Identify the lines that contain the string "structured" and copy all of them.

═══

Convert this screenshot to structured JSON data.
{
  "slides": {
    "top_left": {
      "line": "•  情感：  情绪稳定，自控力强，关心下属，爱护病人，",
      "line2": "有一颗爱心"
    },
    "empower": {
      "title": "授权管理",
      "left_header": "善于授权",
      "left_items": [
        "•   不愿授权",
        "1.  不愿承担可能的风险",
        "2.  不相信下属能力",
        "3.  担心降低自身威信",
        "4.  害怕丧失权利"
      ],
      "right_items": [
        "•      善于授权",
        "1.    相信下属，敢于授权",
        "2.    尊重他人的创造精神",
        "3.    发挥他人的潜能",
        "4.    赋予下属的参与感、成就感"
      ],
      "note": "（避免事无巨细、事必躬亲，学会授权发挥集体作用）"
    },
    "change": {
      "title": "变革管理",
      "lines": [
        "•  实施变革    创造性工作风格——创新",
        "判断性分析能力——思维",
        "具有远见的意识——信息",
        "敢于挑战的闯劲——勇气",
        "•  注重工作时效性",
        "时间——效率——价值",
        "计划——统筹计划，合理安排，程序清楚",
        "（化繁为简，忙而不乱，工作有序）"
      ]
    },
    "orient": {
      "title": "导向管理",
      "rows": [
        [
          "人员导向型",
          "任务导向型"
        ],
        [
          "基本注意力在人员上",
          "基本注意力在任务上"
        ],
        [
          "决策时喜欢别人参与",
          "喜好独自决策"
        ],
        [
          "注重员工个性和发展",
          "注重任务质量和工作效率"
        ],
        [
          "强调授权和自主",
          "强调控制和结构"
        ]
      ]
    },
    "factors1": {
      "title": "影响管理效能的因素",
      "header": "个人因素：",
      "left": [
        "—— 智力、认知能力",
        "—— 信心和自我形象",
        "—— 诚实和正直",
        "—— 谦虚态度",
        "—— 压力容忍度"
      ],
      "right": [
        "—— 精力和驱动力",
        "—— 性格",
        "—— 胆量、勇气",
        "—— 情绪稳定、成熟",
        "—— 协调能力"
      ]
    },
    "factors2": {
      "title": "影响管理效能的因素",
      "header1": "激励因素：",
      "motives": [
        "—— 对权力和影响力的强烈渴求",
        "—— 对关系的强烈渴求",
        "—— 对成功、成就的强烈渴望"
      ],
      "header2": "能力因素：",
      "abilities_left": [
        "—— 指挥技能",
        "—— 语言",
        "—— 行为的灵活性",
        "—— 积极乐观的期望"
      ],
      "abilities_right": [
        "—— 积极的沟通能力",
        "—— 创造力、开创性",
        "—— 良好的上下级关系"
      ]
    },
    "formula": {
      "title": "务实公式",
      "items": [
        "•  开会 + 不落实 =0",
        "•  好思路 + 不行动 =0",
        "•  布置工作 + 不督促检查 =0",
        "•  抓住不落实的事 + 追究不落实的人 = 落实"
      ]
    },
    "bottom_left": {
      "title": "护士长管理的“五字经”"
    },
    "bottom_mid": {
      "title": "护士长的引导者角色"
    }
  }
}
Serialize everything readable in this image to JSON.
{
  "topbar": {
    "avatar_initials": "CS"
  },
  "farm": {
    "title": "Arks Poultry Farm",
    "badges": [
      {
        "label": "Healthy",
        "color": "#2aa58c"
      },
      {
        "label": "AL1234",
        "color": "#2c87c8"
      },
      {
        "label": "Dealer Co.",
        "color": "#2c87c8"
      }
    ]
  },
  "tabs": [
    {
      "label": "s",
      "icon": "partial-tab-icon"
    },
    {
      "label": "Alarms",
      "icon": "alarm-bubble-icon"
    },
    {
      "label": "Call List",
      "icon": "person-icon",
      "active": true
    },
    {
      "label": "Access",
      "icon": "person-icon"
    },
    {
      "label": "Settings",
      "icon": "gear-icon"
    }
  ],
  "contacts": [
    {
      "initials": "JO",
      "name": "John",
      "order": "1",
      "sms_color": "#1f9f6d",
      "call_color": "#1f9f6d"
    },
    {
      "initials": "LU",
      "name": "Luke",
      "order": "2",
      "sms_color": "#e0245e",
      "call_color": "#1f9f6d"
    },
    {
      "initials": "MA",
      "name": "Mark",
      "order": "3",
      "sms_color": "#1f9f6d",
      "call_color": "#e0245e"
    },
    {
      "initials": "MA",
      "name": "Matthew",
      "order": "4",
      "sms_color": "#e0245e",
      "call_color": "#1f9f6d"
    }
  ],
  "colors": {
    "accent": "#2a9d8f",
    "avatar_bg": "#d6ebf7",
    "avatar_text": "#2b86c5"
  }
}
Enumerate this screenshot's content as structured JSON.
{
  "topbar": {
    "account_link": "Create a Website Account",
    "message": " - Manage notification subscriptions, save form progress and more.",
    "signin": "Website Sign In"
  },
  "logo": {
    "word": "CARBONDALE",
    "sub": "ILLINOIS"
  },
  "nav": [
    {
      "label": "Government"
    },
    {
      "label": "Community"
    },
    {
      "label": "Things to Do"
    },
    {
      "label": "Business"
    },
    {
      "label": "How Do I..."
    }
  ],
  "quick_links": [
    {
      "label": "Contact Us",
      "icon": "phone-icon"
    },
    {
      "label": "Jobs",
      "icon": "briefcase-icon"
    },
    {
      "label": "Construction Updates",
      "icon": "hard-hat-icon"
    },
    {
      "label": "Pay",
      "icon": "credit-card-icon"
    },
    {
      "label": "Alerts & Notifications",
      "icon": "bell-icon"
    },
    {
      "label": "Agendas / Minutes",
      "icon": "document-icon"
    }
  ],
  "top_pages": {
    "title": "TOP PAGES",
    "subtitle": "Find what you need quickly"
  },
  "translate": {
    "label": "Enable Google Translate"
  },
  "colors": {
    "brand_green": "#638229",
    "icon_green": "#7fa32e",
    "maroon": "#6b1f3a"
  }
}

═══

● **TASK ANSWER**:
Convert this screenshot to structured JSON data.
Enumerate this screenshot's content as structured JSON.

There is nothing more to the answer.